ASSIGNMENT
Wherever the string "caption" shows up in the data below, copy the whole line.

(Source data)

┌────────

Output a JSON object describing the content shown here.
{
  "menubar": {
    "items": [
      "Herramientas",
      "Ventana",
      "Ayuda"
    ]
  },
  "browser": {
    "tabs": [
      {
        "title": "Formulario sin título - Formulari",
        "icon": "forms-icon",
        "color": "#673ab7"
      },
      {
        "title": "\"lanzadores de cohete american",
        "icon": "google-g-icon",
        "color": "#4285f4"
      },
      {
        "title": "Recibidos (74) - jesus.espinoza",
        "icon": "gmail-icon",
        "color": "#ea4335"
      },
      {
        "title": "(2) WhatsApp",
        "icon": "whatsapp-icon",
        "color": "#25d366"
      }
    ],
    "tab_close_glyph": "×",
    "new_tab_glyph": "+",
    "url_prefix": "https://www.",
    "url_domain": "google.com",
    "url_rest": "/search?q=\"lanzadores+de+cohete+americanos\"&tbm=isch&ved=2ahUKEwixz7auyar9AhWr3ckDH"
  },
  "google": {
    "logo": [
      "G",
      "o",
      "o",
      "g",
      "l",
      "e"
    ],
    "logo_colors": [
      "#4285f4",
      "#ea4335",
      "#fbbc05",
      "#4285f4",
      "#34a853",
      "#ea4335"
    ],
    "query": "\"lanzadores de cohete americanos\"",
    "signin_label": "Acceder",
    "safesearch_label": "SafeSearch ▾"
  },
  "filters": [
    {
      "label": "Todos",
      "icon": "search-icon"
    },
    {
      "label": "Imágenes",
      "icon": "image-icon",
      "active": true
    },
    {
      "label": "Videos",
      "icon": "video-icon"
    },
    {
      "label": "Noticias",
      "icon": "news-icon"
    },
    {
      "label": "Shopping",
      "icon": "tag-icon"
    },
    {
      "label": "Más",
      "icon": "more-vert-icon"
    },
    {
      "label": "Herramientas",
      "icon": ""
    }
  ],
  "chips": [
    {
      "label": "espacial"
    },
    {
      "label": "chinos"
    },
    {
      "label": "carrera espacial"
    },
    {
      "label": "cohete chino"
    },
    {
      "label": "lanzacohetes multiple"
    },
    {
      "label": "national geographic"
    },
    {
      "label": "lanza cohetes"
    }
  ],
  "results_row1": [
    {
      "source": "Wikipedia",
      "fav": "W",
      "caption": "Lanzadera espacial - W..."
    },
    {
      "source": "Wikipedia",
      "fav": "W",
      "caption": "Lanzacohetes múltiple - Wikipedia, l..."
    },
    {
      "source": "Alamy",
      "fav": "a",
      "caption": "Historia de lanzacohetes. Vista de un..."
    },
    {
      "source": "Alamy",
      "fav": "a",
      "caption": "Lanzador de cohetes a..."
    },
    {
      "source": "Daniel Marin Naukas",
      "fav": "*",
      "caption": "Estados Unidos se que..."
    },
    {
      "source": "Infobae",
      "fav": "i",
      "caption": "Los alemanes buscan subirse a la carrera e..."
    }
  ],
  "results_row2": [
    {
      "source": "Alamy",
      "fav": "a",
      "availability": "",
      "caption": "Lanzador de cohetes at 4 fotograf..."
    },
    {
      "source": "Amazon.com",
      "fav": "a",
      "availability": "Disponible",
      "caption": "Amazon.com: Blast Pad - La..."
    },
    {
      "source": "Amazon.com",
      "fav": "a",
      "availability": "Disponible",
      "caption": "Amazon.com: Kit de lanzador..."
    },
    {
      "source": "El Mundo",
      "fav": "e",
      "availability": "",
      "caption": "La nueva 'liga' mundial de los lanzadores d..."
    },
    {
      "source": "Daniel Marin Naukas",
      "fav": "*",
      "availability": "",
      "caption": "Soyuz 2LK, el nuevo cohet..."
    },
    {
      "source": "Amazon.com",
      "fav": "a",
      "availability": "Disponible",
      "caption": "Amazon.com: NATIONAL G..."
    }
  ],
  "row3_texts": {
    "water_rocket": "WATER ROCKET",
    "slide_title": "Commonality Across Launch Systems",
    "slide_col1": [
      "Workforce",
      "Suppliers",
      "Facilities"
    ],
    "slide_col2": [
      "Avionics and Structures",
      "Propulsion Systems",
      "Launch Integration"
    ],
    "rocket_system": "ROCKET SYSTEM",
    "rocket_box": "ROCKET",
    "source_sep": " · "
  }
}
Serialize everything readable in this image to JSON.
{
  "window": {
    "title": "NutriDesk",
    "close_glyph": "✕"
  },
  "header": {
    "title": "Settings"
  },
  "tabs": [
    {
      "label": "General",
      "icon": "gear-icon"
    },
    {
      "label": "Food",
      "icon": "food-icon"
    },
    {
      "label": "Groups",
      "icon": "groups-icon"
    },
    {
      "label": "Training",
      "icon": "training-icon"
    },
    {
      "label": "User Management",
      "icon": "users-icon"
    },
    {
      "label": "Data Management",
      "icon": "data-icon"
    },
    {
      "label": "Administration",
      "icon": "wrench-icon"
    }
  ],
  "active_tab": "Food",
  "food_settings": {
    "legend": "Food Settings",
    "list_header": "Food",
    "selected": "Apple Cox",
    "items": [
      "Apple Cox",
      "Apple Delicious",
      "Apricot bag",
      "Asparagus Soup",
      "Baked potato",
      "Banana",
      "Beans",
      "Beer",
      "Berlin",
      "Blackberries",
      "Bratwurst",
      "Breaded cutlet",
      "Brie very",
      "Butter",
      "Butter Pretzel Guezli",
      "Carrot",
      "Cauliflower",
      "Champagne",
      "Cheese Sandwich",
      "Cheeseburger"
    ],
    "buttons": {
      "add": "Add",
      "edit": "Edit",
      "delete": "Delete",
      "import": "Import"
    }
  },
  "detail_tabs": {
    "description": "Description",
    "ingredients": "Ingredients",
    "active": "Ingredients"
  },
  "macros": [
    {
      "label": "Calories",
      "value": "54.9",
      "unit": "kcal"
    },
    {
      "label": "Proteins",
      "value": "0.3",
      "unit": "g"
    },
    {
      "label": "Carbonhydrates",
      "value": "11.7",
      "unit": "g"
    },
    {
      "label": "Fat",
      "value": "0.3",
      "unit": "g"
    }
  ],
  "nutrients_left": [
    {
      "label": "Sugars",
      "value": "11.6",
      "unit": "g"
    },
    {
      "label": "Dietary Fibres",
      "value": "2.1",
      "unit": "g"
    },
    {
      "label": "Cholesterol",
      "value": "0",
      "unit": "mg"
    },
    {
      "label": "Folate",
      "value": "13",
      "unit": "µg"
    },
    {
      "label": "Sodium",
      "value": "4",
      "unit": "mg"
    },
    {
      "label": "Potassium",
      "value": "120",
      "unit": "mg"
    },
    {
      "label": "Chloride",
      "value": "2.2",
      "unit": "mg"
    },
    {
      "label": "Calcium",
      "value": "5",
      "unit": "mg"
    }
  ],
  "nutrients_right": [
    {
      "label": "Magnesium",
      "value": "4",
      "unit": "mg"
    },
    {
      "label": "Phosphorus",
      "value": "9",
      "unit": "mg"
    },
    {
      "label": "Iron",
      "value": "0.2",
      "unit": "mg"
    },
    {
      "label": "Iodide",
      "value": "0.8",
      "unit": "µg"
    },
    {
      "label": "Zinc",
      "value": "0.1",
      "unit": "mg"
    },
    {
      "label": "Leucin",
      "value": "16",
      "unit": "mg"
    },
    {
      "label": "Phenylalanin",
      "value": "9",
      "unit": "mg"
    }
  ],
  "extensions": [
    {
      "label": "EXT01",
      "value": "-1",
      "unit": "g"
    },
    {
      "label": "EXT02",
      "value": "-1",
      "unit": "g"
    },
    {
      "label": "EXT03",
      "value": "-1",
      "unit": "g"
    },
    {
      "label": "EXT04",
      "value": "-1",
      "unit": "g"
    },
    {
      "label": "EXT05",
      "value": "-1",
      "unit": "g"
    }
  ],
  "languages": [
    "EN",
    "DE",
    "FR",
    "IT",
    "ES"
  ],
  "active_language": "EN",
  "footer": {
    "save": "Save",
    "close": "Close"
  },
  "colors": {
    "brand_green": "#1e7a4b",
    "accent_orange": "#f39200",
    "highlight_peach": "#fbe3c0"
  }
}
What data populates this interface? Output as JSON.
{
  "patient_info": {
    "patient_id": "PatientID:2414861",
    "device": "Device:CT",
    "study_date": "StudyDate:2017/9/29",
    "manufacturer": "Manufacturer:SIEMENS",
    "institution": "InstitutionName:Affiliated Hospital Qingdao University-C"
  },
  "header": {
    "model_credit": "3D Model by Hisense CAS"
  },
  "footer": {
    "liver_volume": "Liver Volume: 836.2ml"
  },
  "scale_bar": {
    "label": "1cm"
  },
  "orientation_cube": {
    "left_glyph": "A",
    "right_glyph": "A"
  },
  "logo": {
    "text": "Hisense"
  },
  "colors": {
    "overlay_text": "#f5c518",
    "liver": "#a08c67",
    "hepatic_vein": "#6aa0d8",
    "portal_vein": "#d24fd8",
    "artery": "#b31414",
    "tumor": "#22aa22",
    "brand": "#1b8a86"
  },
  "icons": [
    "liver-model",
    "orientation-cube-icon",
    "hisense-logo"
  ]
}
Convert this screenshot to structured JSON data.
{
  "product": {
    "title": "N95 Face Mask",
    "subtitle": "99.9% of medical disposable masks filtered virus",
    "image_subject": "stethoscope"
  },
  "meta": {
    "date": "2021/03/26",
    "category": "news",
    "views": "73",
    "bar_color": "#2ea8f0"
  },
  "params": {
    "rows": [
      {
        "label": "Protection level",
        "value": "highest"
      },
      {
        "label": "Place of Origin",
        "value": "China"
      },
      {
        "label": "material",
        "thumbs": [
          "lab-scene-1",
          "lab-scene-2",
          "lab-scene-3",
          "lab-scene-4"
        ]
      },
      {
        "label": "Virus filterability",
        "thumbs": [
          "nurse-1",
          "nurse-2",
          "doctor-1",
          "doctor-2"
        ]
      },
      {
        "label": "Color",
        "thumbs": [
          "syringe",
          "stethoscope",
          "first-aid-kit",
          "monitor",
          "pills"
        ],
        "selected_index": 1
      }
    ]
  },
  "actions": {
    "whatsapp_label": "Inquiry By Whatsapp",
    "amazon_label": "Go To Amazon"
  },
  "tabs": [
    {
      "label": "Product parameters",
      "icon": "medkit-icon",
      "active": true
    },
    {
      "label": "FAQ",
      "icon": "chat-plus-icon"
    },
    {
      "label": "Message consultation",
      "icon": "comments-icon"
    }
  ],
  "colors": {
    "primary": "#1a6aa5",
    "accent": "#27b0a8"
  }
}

└────────

OUTPUT FOR THIS TASK
      "caption": "Lanzadera espacial - W..."
      "caption": "Lanzacohetes múltiple - Wikipedia, l..."
      "caption": "Historia de lanzacohetes. Vista de un..."
      "caption": "Lanzador de cohetes a..."
      "caption": "Estados Unidos se que..."
      "caption": "Los alemanes buscan subirse a la carrera e..."
      "caption": "Lanzador de cohetes at 4 fotograf..."
      "caption": "Amazon.com: Blast Pad - La..."
      "caption": "Amazon.com: Kit de lanzador..."
      "caption": "La nueva 'liga' mundial de los lanzadores d..."
      "caption": "Soyuz 2LK, el nuevo cohet..."
      "caption": "Amazon.com: NATIONAL G..."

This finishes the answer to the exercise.